-- GIVEN ENTRIES --

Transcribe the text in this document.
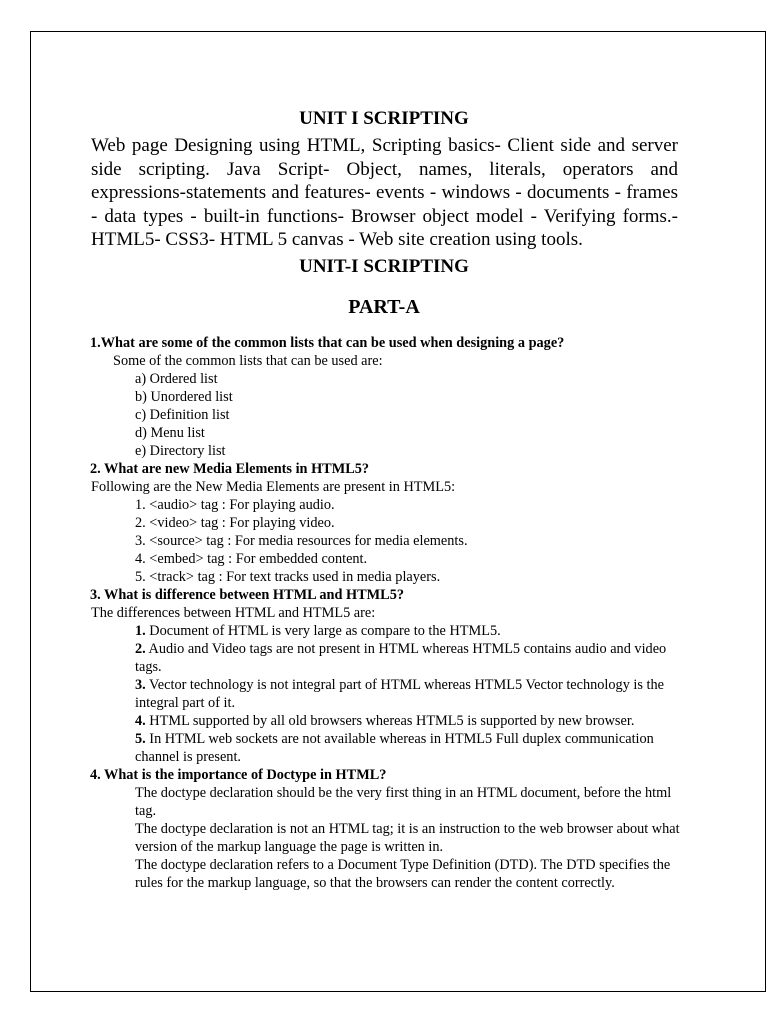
UNIT I SCRIPTING
Web page Designing using HTML, Scripting basics- Client side and server side scripting. Java Script- Object, names, literals, operators and expressions-statements and features- events - windows - documents - frames - data types - built-in functions- Browser object model - Verifying forms.-HTML5- CSS3- HTML 5 canvas - Web site creation using tools.
UNIT-I SCRIPTING
PART-A
1.What are some of the common lists that can be used when designing a page?
Some of the common lists that can be used are:
a) Ordered list
b) Unordered list
c) Definition list
d) Menu list
e) Directory list
2. What are new Media Elements in HTML5?
Following are the New Media Elements are present in HTML5:
1. <audio> tag : For playing audio.
2. <video> tag : For playing video.
3. <source> tag : For media resources for media elements.
4. <embed> tag : For embedded content.
5. <track> tag : For text tracks used in media players.
3. What is difference between HTML and HTML5?
The differences between HTML and HTML5 are:
1. Document of HTML is very large as compare to the HTML5.
2. Audio and Video tags are not present in HTML whereas HTML5 contains audio and video tags.
3. Vector technology is not integral part of HTML whereas HTML5 Vector technology is the integral part of it.
4. HTML supported by all old browsers whereas HTML5 is supported by new browser.
5. In HTML web sockets are not available whereas in HTML5 Full duplex communication channel is present.
4. What is the importance of Doctype in HTML?
The doctype declaration should be the very first thing in an HTML document, before the html tag.
The doctype declaration is not an HTML tag; it is an instruction to the web browser about what version of the markup language the page is written in.
The doctype declaration refers to a Document Type Definition (DTD). The DTD specifies the rules for the markup language, so that the browsers can render the content correctly.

-- WHAT THE EXERCISE ASKS --
Transcribe the preceding listing in its entirety and with exact wording, leaving out pictures.

-- EXPECTED ANSWER --
Transcribe the text in this document.
UNIT I SCRIPTING
Web page Designing using HTML, Scripting basics- Client side and server side scripting. Java Script- Object, names, literals, operators and expressions-statements and features- events - windows - documents - frames - data types - built-in functions- Browser object model - Verifying forms.-HTML5- CSS3- HTML 5 canvas - Web site creation using tools.
UNIT-I SCRIPTING
PART-A
1.What are some of the common lists that can be used when designing a page?
Some of the common lists that can be used are:
a) Ordered list
b) Unordered list
c) Definition list
d) Menu list
e) Directory list
2. What are new Media Elements in HTML5?
Following are the New Media Elements are present in HTML5:
1. <audio> tag : For playing audio.
2. <video> tag : For playing video.
3. <source> tag : For media resources for media elements.
4. <embed> tag : For embedded content.
5. <track> tag : For text tracks used in media players.
3. What is difference between HTML and HTML5?
The differences between HTML and HTML5 are:
1. Document of HTML is very large as compare to the HTML5.
2. Audio and Video tags are not present in HTML whereas HTML5 contains audio and video tags.
3. Vector technology is not integral part of HTML whereas HTML5 Vector technology is the integral part of it.
4. HTML supported by all old browsers whereas HTML5 is supported by new browser.
5. In HTML web sockets are not available whereas in HTML5 Full duplex communication channel is present.
4. What is the importance of Doctype in HTML?
The doctype declaration should be the very first thing in an HTML document, before the html tag.
The doctype declaration is not an HTML tag; it is an instruction to the web browser about what version of the markup language the page is written in.
The doctype declaration refers to a Document Type Definition (DTD). The DTD specifies the rules for the markup language, so that the browsers can render the content correctly.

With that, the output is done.